▸ Records provided
>>>
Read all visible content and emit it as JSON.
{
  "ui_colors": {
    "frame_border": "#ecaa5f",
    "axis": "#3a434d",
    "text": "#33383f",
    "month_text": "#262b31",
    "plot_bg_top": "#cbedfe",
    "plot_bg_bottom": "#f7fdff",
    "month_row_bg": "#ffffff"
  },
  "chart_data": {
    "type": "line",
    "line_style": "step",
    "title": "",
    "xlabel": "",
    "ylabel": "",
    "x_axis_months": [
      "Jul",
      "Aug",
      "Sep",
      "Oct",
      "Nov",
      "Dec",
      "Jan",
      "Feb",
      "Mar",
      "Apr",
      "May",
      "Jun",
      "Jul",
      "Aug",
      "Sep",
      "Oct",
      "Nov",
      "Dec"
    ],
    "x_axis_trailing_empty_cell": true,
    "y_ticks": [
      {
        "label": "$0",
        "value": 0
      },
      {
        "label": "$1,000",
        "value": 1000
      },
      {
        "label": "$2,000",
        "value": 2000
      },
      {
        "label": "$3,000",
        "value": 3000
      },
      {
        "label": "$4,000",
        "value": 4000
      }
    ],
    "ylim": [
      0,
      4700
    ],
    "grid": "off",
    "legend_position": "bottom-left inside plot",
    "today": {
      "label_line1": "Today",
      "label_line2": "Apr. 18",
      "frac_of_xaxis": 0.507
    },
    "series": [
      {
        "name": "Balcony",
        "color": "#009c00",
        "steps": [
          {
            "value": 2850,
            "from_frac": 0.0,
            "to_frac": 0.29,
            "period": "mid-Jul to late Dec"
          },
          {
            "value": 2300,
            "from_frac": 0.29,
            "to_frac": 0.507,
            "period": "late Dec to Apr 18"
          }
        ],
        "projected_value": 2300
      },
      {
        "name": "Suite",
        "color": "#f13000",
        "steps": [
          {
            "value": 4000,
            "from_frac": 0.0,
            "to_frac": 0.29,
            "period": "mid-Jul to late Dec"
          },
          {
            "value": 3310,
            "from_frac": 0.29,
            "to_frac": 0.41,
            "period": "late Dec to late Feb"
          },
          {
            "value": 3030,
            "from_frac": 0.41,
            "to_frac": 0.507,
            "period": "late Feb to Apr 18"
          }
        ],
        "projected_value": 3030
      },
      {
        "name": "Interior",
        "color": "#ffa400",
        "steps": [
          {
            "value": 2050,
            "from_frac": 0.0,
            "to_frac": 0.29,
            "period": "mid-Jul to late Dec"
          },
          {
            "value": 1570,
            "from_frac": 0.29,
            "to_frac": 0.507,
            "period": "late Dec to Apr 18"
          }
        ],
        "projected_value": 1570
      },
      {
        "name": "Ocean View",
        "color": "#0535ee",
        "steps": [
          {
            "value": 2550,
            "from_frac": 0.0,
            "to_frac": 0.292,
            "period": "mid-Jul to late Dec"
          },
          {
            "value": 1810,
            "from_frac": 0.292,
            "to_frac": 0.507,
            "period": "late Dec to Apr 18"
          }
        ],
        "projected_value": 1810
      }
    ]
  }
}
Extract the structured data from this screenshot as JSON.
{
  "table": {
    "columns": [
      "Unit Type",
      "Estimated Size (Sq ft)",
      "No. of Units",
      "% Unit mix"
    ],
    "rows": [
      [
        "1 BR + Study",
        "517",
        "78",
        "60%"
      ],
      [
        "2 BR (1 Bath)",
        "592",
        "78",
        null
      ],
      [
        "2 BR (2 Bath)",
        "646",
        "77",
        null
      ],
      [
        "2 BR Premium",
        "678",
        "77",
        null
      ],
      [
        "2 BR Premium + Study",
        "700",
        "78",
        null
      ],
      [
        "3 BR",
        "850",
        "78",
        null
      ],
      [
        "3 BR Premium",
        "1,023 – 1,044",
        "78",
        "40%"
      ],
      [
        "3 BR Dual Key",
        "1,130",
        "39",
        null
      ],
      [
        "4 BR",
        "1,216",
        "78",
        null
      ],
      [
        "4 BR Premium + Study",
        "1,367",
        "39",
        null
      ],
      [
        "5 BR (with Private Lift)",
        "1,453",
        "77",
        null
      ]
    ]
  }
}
<<<
Take the lines from the one containing "Extract the structured" to the last line of the material above and write them out exactly.

Extract the structured data from this screenshot as JSON.
{
  "table": {
    "columns": [
      "Unit Type",
      "Estimated Size (Sq ft)",
      "No. of Units",
      "% Unit mix"
    ],
    "rows": [
      [
        "1 BR + Study",
        "517",
        "78",
        "60%"
      ],
      [
        "2 BR (1 Bath)",
        "592",
        "78",
        null
      ],
      [
        "2 BR (2 Bath)",
        "646",
        "77",
        null
      ],
      [
        "2 BR Premium",
        "678",
        "77",
        null
      ],
      [
        "2 BR Premium + Study",
        "700",
        "78",
        null
      ],
      [
        "3 BR",
        "850",
        "78",
        null
      ],
      [
        "3 BR Premium",
        "1,023 – 1,044",
        "78",
        "40%"
      ],
      [
        "3 BR Dual Key",
        "1,130",
        "39",
        null
      ],
      [
        "4 BR",
        "1,216",
        "78",
        null
      ],
      [
        "4 BR Premium + Study",
        "1,367",
        "39",
        null
      ],
      [
        "5 BR (with Private Lift)",
        "1,453",
        "77",
        null
      ]
    ]
  }
}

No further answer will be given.